══ Отрывок
Самыми впечатляющими страницами в биографии «Звёздочки» были гастроли в дивизионы. Сашка всегда тащил на них и меня. Для легитимности пребывания в концертной бригаде в программу включили несколько моих стихотворений, которые по приезду на концерт я обычно не читал – аудитория жаждала исключительно музыки. Причём до такой степени, что когда на авансцену выходил Рашид Хамзин и, предваряя исполняемую им песню «Альтаир», произносил предшествующие музыке слова: «В огромном мире Галактики в созвездии Орла есть звезда Альтаир, это звезда романтиков, звезда влюблённых», некоторые бойцы начинали стучать ногами. Наверное, думали, что парень решил прочитать лекцию об астрономии. Но Рашид брал в руки баян, звонко и голосисто, не хуже самого автора и исполнителя этой песни популярного тогда певца Анатолия Королёва, под аккомпанемент «Звёздочки» пел её, срывая бурные аплодисменты. До сих пор у меня в голове звучит эта очень светлая лирическая песня с непритязательными словами:

«Я стою на земле.
Надо мной звёздный мир.
Там среди моря звёзд
Есть звезда – Альтаир…»

Прекрасно встречали солдаты задушевную песню Юрия Антонова «Почтовый ящик» – «Почтовый ящик открываю я с волненьем…» После увольнения Сашки Курносова, получая от него письма, отрывки из которых привожу ниже, я всегда вспоминал эту песню из репертуара «Звёздочки». А на прощанье я написал и подарил товарищу такие стихи:

«Ну, вот и всё, король оркестра Сашка!
Тебе сигналит дембельский вагон,
Короной со звездой сидит фуражка,
Крылами на плечах – размах погон.

И ни к чему уже таиться, то есть –
Через забор перелезать тайком,
Чтоб взглядом провожать знакомый поезд,
Что мчит туда, где мать, родимый дом.

Теперь тебе бы радоваться только,
Покуривая сладостно «Дымок».
Но почему-то ты вздыхаешь горько,
И к горлу подбирается комок.

Видать, служили в связке мы хорошей.
Король оркестра Сашка, не скучай!
Как я тебе, так ты мне – не прохожий.
И потому не говорю – прощай…»

Видно, на гражданке прямодушный Сашка поначалу очень тосковал об армейских друзьях-товарищах. Написал он мне быстро, из башкирской деревни:

«Здравствуй, Юрик! С большим гражданским приветом к тебе Саня. Во первых строках хочу сообщить, что жив-здоров… Как там наш ансамбль? Не пропал? У меня всё нормально, голова только болит с похмелья… Ну, Юрик, пока. Пиши обо всём, чего нового в казарме и т.д. Жду. Извини, что мало написал, немного косой я. Пиши. Не забывай. Твой друг Сашка».
════
══ Собранный материал
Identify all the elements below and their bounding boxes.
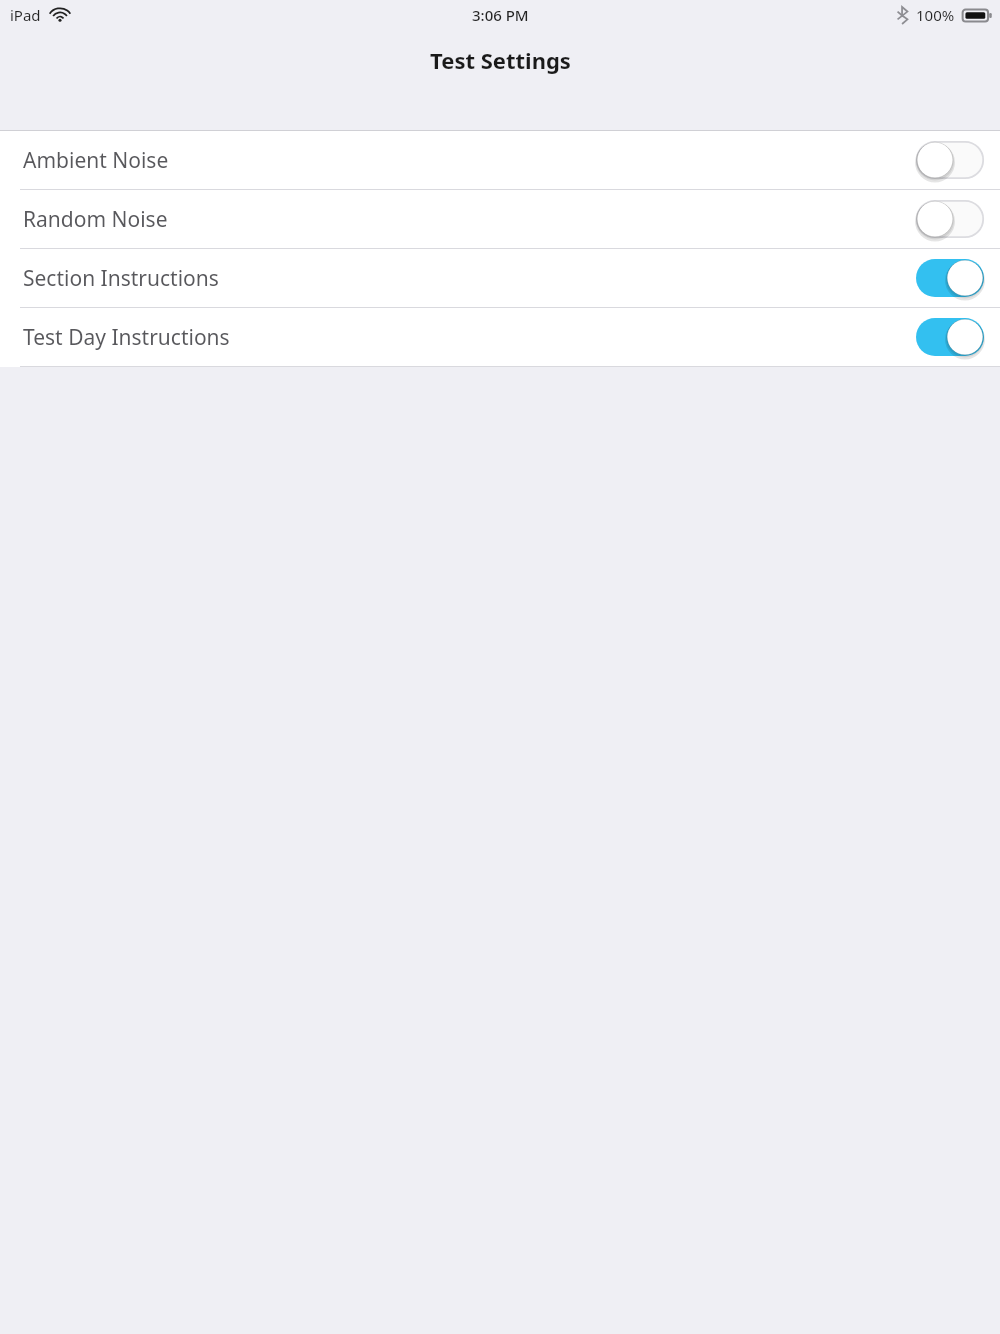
════
Письменные задания>
1. Обновите в отрывке всё, начиная с «Надо мной звёздный» и вниз до «король оркестра Сашка!», заменив «Альтаир» на «Вега».
2. Изложите содержание отрывка в двух предложениях.

Ответы по заданиям>
1.
Надо мной звёздный мир.
Там среди моря звёзд
Есть звезда – Вега…»

Прекрасно встречали солдаты задушевную песню Юрия Антонова «Почтовый ящик» – «Почтовый ящик открываю я с волненьем…» После увольнения Сашки Курносова, получая от него письма, отрывки из которых привожу ниже, я всегда вспоминал эту песню из репертуара «Звёздочки». А на прощанье я написал и подарил товарищу такие стихи:

«Ну, вот и всё, король оркестра Сашка!

2. Во время гастролей «Звёздочки» по дивизионам солдаты ждали исключительно музыки, а песня «Альтаир» в исполнении Рашида Хамзина срывала бурные аплодисменты. После увольнения Сашки Курносова ему на прощание были подарены стихи, а вскоре от него пришло письмо из башкирской деревни.